━━━ Data supplied ━━━

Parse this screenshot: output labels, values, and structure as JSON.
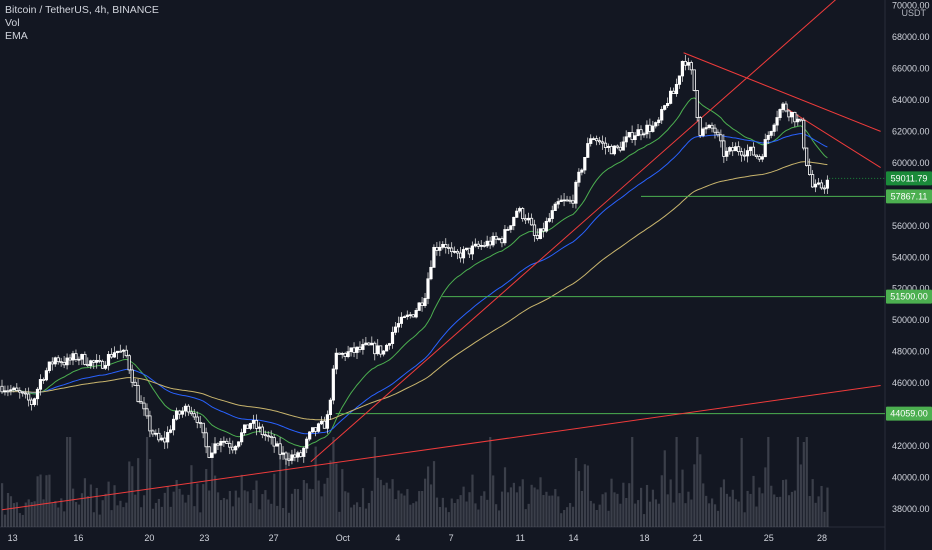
{
  "header": {
    "title": "Bitcoin / TetherUS, 4h, BINANCE",
    "indicator_vol": "Vol",
    "indicator_ema": "EMA",
    "currency": "USDT"
  },
  "colors": {
    "background": "#131722",
    "up_candle": "#ffffff",
    "down_candle": "#ffffff",
    "volume": "#5d606b",
    "ema_20": "#4caf50",
    "ema_50": "#2962ff",
    "ema_100": "#c9b56d",
    "trendline": "#ef3b3b",
    "level": "#4caf50",
    "current_price_label": "#1b8a3a"
  },
  "chart_data": {
    "type": "candlestick",
    "symbol": "Bitcoin / TetherUS",
    "interval": "4h",
    "exchange": "BINANCE",
    "ylim": [
      37000,
      70000
    ],
    "y_ticks": [
      38000,
      40000,
      42000,
      44000,
      46000,
      48000,
      50000,
      52000,
      54000,
      56000,
      58000,
      60000,
      62000,
      64000,
      66000,
      68000,
      70000
    ],
    "y_tick_labels": [
      "38000.00",
      "40000.00",
      "42000.00",
      "44000.00",
      "46000.00",
      "48000.00",
      "50000.00",
      "52000.00",
      "54000.00",
      "56000.00",
      "58000.00",
      "60000.00",
      "62000.00",
      "64000.00",
      "66000.00",
      "68000.00",
      "70000.00"
    ],
    "x_ticks": [
      "13",
      "16",
      "20",
      "23",
      "27",
      "Oct",
      "4",
      "7",
      "11",
      "14",
      "18",
      "21",
      "25",
      "28"
    ],
    "price_path": [
      {
        "d": 0,
        "p": 45800
      },
      {
        "d": 1,
        "p": 45300
      },
      {
        "d": 1.7,
        "p": 44700
      },
      {
        "d": 2.2,
        "p": 46300
      },
      {
        "d": 3,
        "p": 47600
      },
      {
        "d": 3.6,
        "p": 47300
      },
      {
        "d": 4.2,
        "p": 47700
      },
      {
        "d": 5.5,
        "p": 47100
      },
      {
        "d": 6.4,
        "p": 48100
      },
      {
        "d": 7,
        "p": 47700
      },
      {
        "d": 7.6,
        "p": 45300
      },
      {
        "d": 8.3,
        "p": 43200
      },
      {
        "d": 8.8,
        "p": 42300
      },
      {
        "d": 9.2,
        "p": 42400
      },
      {
        "d": 9.7,
        "p": 43800
      },
      {
        "d": 10.5,
        "p": 44500
      },
      {
        "d": 11,
        "p": 43800
      },
      {
        "d": 11.6,
        "p": 41500
      },
      {
        "d": 12.3,
        "p": 42500
      },
      {
        "d": 13,
        "p": 42000
      },
      {
        "d": 14,
        "p": 43500
      },
      {
        "d": 15,
        "p": 42500
      },
      {
        "d": 15.8,
        "p": 41400
      },
      {
        "d": 16.8,
        "p": 41300
      },
      {
        "d": 17.4,
        "p": 42800
      },
      {
        "d": 18.3,
        "p": 43500
      },
      {
        "d": 18.8,
        "p": 47700
      },
      {
        "d": 19.8,
        "p": 48000
      },
      {
        "d": 20.6,
        "p": 48300
      },
      {
        "d": 21.5,
        "p": 48000
      },
      {
        "d": 22.1,
        "p": 49500
      },
      {
        "d": 23.2,
        "p": 50500
      },
      {
        "d": 23.8,
        "p": 51500
      },
      {
        "d": 24.3,
        "p": 54500
      },
      {
        "d": 24.9,
        "p": 55000
      },
      {
        "d": 25.4,
        "p": 54000
      },
      {
        "d": 26.5,
        "p": 54500
      },
      {
        "d": 27.6,
        "p": 55000
      },
      {
        "d": 28.2,
        "p": 55200
      },
      {
        "d": 29,
        "p": 57000
      },
      {
        "d": 29.6,
        "p": 56500
      },
      {
        "d": 30.1,
        "p": 55000
      },
      {
        "d": 30.6,
        "p": 56000
      },
      {
        "d": 31.4,
        "p": 57500
      },
      {
        "d": 32.1,
        "p": 57500
      },
      {
        "d": 32.6,
        "p": 59500
      },
      {
        "d": 33.2,
        "p": 61800
      },
      {
        "d": 34,
        "p": 61000
      },
      {
        "d": 34.6,
        "p": 60800
      },
      {
        "d": 35.5,
        "p": 61800
      },
      {
        "d": 36.3,
        "p": 62200
      },
      {
        "d": 36.9,
        "p": 62300
      },
      {
        "d": 37.5,
        "p": 64000
      },
      {
        "d": 37.9,
        "p": 64500
      },
      {
        "d": 38.4,
        "p": 66800
      },
      {
        "d": 38.9,
        "p": 65500
      },
      {
        "d": 39.3,
        "p": 62000
      },
      {
        "d": 40.1,
        "p": 62200
      },
      {
        "d": 40.7,
        "p": 60500
      },
      {
        "d": 41.3,
        "p": 60900
      },
      {
        "d": 42.2,
        "p": 60700
      },
      {
        "d": 42.7,
        "p": 60300
      },
      {
        "d": 43.1,
        "p": 61600
      },
      {
        "d": 43.6,
        "p": 63000
      },
      {
        "d": 44,
        "p": 63600
      },
      {
        "d": 44.6,
        "p": 63000
      },
      {
        "d": 45,
        "p": 62400
      },
      {
        "d": 45.3,
        "p": 60200
      },
      {
        "d": 45.7,
        "p": 58300
      },
      {
        "d": 46.2,
        "p": 58500
      },
      {
        "d": 46.6,
        "p": 58900
      }
    ],
    "series": [
      {
        "name": "EMA",
        "type": "ema",
        "period": 20,
        "color": "#4caf50"
      },
      {
        "name": "EMA",
        "type": "ema",
        "period": 50,
        "color": "#2962ff"
      },
      {
        "name": "EMA",
        "type": "ema",
        "period": 100,
        "color": "#c9b56d"
      }
    ],
    "horizontal_levels": [
      {
        "price": 57867.11,
        "label": "57867.11"
      },
      {
        "price": 51500.0,
        "label": "51500.00"
      },
      {
        "price": 44059.0,
        "label": "44059.00"
      }
    ],
    "current_price": {
      "price": 59011.79,
      "label": "59011.79"
    },
    "trendlines": [
      {
        "from": {
          "d": 0,
          "p": 37950
        },
        "to": {
          "d": 49.5,
          "p": 45850
        }
      },
      {
        "from": {
          "d": 17.4,
          "p": 41000
        },
        "to": {
          "d": 47.8,
          "p": 71200
        }
      },
      {
        "from": {
          "d": 38.4,
          "p": 67000
        },
        "to": {
          "d": 49.5,
          "p": 62000
        }
      },
      {
        "from": {
          "d": 44,
          "p": 63600
        },
        "to": {
          "d": 49.5,
          "p": 59700
        }
      }
    ]
  }
}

━━━

What to work on: Print every entry exactly as written, without the pictures.

Task response:
Parse this screenshot: output labels, values, and structure as JSON.
{
  "header": {
    "title": "Bitcoin / TetherUS, 4h, BINANCE",
    "indicator_vol": "Vol",
    "indicator_ema": "EMA",
    "currency": "USDT"
  },
  "colors": {
    "background": "#131722",
    "up_candle": "#ffffff",
    "down_candle": "#ffffff",
    "volume": "#5d606b",
    "ema_20": "#4caf50",
    "ema_50": "#2962ff",
    "ema_100": "#c9b56d",
    "trendline": "#ef3b3b",
    "level": "#4caf50",
    "current_price_label": "#1b8a3a"
  },
  "chart_data": {
    "type": "candlestick",
    "symbol": "Bitcoin / TetherUS",
    "interval": "4h",
    "exchange": "BINANCE",
    "ylim": [
      37000,
      70000
    ],
    "y_ticks": [
      38000,
      40000,
      42000,
      44000,
      46000,
      48000,
      50000,
      52000,
      54000,
      56000,
      58000,
      60000,
      62000,
      64000,
      66000,
      68000,
      70000
    ],
    "y_tick_labels": [
      "38000.00",
      "40000.00",
      "42000.00",
      "44000.00",
      "46000.00",
      "48000.00",
      "50000.00",
      "52000.00",
      "54000.00",
      "56000.00",
      "58000.00",
      "60000.00",
      "62000.00",
      "64000.00",
      "66000.00",
      "68000.00",
      "70000.00"
    ],
    "x_ticks": [
      "13",
      "16",
      "20",
      "23",
      "27",
      "Oct",
      "4",
      "7",
      "11",
      "14",
      "18",
      "21",
      "25",
      "28"
    ],
    "price_path": [
      {
        "d": 0,
        "p": 45800
      },
      {
        "d": 1,
        "p": 45300
      },
      {
        "d": 1.7,
        "p": 44700
      },
      {
        "d": 2.2,
        "p": 46300
      },
      {
        "d": 3,
        "p": 47600
      },
      {
        "d": 3.6,
        "p": 47300
      },
      {
        "d": 4.2,
        "p": 47700
      },
      {
        "d": 5.5,
        "p": 47100
      },
      {
        "d": 6.4,
        "p": 48100
      },
      {
        "d": 7,
        "p": 47700
      },
      {
        "d": 7.6,
        "p": 45300
      },
      {
        "d": 8.3,
        "p": 43200
      },
      {
        "d": 8.8,
        "p": 42300
      },
      {
        "d": 9.2,
        "p": 42400
      },
      {
        "d": 9.7,
        "p": 43800
      },
      {
        "d": 10.5,
        "p": 44500
      },
      {
        "d": 11,
        "p": 43800
      },
      {
        "d": 11.6,
        "p": 41500
      },
      {
        "d": 12.3,
        "p": 42500
      },
      {
        "d": 13,
        "p": 42000
      },
      {
        "d": 14,
        "p": 43500
      },
      {
        "d": 15,
        "p": 42500
      },
      {
        "d": 15.8,
        "p": 41400
      },
      {
        "d": 16.8,
        "p": 41300
      },
      {
        "d": 17.4,
        "p": 42800
      },
      {
        "d": 18.3,
        "p": 43500
      },
      {
        "d": 18.8,
        "p": 47700
      },
      {
        "d": 19.8,
        "p": 48000
      },
      {
        "d": 20.6,
        "p": 48300
      },
      {
        "d": 21.5,
        "p": 48000
      },
      {
        "d": 22.1,
        "p": 49500
      },
      {
        "d": 23.2,
        "p": 50500
      },
      {
        "d": 23.8,
        "p": 51500
      },
      {
        "d": 24.3,
        "p": 54500
      },
      {
        "d": 24.9,
        "p": 55000
      },
      {
        "d": 25.4,
        "p": 54000
      },
      {
        "d": 26.5,
        "p": 54500
      },
      {
        "d": 27.6,
        "p": 55000
      },
      {
        "d": 28.2,
        "p": 55200
      },
      {
        "d": 29,
        "p": 57000
      },
      {
        "d": 29.6,
        "p": 56500
      },
      {
        "d": 30.1,
        "p": 55000
      },
      {
        "d": 30.6,
        "p": 56000
      },
      {
        "d": 31.4,
        "p": 57500
      },
      {
        "d": 32.1,
        "p": 57500
      },
      {
        "d": 32.6,
        "p": 59500
      },
      {
        "d": 33.2,
        "p": 61800
      },
      {
        "d": 34,
        "p": 61000
      },
      {
        "d": 34.6,
        "p": 60800
      },
      {
        "d": 35.5,
        "p": 61800
      },
      {
        "d": 36.3,
        "p": 62200
      },
      {
        "d": 36.9,
        "p": 62300
      },
      {
        "d": 37.5,
        "p": 64000
      },
      {
        "d": 37.9,
        "p": 64500
      },
      {
        "d": 38.4,
        "p": 66800
      },
      {
        "d": 38.9,
        "p": 65500
      },
      {
        "d": 39.3,
        "p": 62000
      },
      {
        "d": 40.1,
        "p": 62200
      },
      {
        "d": 40.7,
        "p": 60500
      },
      {
        "d": 41.3,
        "p": 60900
      },
      {
        "d": 42.2,
        "p": 60700
      },
      {
        "d": 42.7,
        "p": 60300
      },
      {
        "d": 43.1,
        "p": 61600
      },
      {
        "d": 43.6,
        "p": 63000
      },
      {
        "d": 44,
        "p": 63600
      },
      {
        "d": 44.6,
        "p": 63000
      },
      {
        "d": 45,
        "p": 62400
      },
      {
        "d": 45.3,
        "p": 60200
      },
      {
        "d": 45.7,
        "p": 58300
      },
      {
        "d": 46.2,
        "p": 58500
      },
      {
        "d": 46.6,
        "p": 58900
      }
    ],
    "series": [
      {
        "name": "EMA",
        "type": "ema",
        "period": 20,
        "color": "#4caf50"
      },
      {
        "name": "EMA",
        "type": "ema",
        "period": 50,
        "color": "#2962ff"
      },
      {
        "name": "EMA",
        "type": "ema",
        "period": 100,
        "color": "#c9b56d"
      }
    ],
    "horizontal_levels": [
      {
        "price": 57867.11,
        "label": "57867.11"
      },
      {
        "price": 51500.0,
        "label": "51500.00"
      },
      {
        "price": 44059.0,
        "label": "44059.00"
      }
    ],
    "current_price": {
      "price": 59011.79,
      "label": "59011.79"
    },
    "trendlines": [
      {
        "from": {
          "d": 0,
          "p": 37950
        },
        "to": {
          "d": 49.5,
          "p": 45850
        }
      },
      {
        "from": {
          "d": 17.4,
          "p": 41000
        },
        "to": {
          "d": 47.8,
          "p": 71200
        }
      },
      {
        "from": {
          "d": 38.4,
          "p": 67000
        },
        "to": {
          "d": 49.5,
          "p": 62000
        }
      },
      {
        "from": {
          "d": 44,
          "p": 63600
        },
        "to": {
          "d": 49.5,
          "p": 59700
        }
      }
    ]
  }
}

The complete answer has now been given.